● Task brief:
Tally how many lines include "this". The number is the whole answer.

Extracted records
════════

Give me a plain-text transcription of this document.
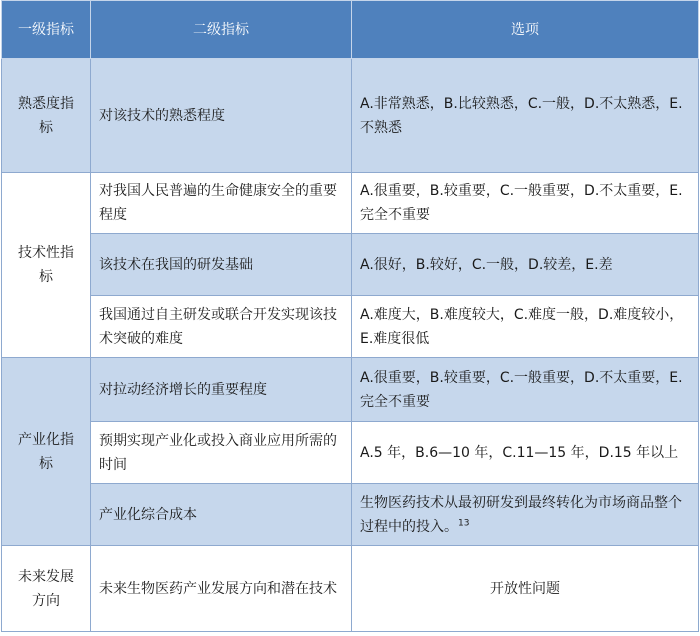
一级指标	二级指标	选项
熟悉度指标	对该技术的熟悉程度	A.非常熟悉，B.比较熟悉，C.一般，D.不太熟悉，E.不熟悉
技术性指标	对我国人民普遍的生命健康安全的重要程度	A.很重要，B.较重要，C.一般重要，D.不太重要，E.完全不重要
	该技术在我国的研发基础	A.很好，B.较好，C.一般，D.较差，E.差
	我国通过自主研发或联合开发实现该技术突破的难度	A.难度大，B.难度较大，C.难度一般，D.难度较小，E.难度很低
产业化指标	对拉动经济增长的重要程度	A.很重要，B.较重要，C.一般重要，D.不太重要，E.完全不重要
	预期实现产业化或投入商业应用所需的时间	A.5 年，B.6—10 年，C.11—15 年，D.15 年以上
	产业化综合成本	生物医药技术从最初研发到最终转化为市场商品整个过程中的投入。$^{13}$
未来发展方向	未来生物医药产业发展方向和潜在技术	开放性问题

════════

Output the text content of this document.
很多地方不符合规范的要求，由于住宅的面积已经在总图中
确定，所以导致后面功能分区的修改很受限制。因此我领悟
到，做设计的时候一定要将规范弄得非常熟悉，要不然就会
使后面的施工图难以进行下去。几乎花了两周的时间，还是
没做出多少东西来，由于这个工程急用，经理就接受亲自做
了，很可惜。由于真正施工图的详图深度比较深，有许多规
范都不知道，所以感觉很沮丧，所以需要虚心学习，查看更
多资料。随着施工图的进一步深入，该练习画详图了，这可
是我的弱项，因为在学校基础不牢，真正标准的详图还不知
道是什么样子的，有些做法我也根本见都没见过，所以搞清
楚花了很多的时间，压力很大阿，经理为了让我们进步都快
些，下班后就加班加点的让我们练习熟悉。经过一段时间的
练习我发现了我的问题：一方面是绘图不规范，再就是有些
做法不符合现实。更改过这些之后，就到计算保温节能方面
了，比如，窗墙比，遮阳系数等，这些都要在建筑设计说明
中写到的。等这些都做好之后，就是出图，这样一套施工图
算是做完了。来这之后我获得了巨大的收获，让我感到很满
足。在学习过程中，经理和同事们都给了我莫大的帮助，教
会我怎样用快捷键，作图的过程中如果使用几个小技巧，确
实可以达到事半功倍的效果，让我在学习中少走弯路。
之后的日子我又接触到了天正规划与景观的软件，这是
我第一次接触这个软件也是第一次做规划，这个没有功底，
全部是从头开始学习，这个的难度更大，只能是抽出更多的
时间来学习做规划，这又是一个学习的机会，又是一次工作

════════

● Answer to the problem:
2